● **Problem details**: Every record must be repeated exactly; omit any pictures they contain.

==== Information supplied ====

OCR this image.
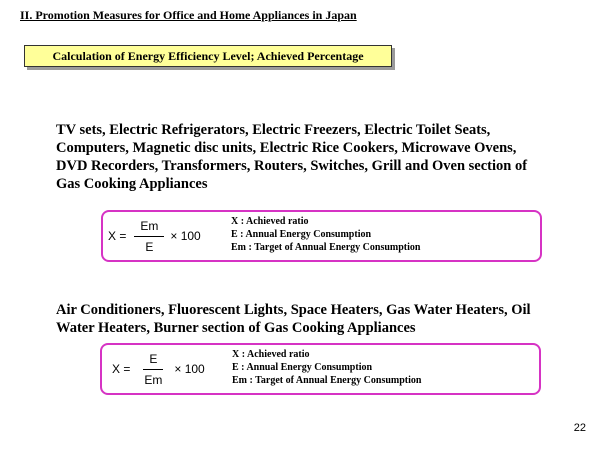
II. Promotion Measures for Office and Home Appliances in Japan
Calculation of Energy Efficiency Level; Achieved Percentage
TV sets, Electric Refrigerators, Electric Freezers, Electric Toilet Seats, Computers, Magnetic disc units, Electric Rice Cookers, Microwave Ovens, DVD Recorders, Transformers, Routers, Switches, Grill and Oven section of Gas Cooking Appliances
$X = \frac{Em}{E} \times 100$
X : Achieved ratio
E : Annual Energy Consumption
Em : Target of Annual Energy Consumption
Air Conditioners, Fluorescent Lights, Space Heaters, Gas Water Heaters, Oil Water Heaters, Burner section of Gas Cooking Appliances
$X = \frac{E}{Em} \times 100$
X : Achieved ratio
E : Annual Energy Consumption
Em : Target of Annual Energy Consumption
22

====

● **Solution to this exercise**:
OCR this image.
II. Promotion Measures for Office and Home Appliances in Japan
Calculation of Energy Efficiency Level; Achieved Percentage
TV sets, Electric Refrigerators, Electric Freezers, Electric Toilet Seats, Computers, Magnetic disc units, Electric Rice Cookers, Microwave Ovens, DVD Recorders, Transformers, Routers, Switches, Grill and Oven section of Gas Cooking Appliances
$X = \frac{Em}{E} \times 100$
X : Achieved ratio
E : Annual Energy Consumption
Em : Target of Annual Energy Consumption
Air Conditioners, Fluorescent Lights, Space Heaters, Gas Water Heaters, Oil Water Heaters, Burner section of Gas Cooking Appliances
$X = \frac{E}{Em} \times 100$
X : Achieved ratio
E : Annual Energy Consumption
Em : Target of Annual Energy Consumption
22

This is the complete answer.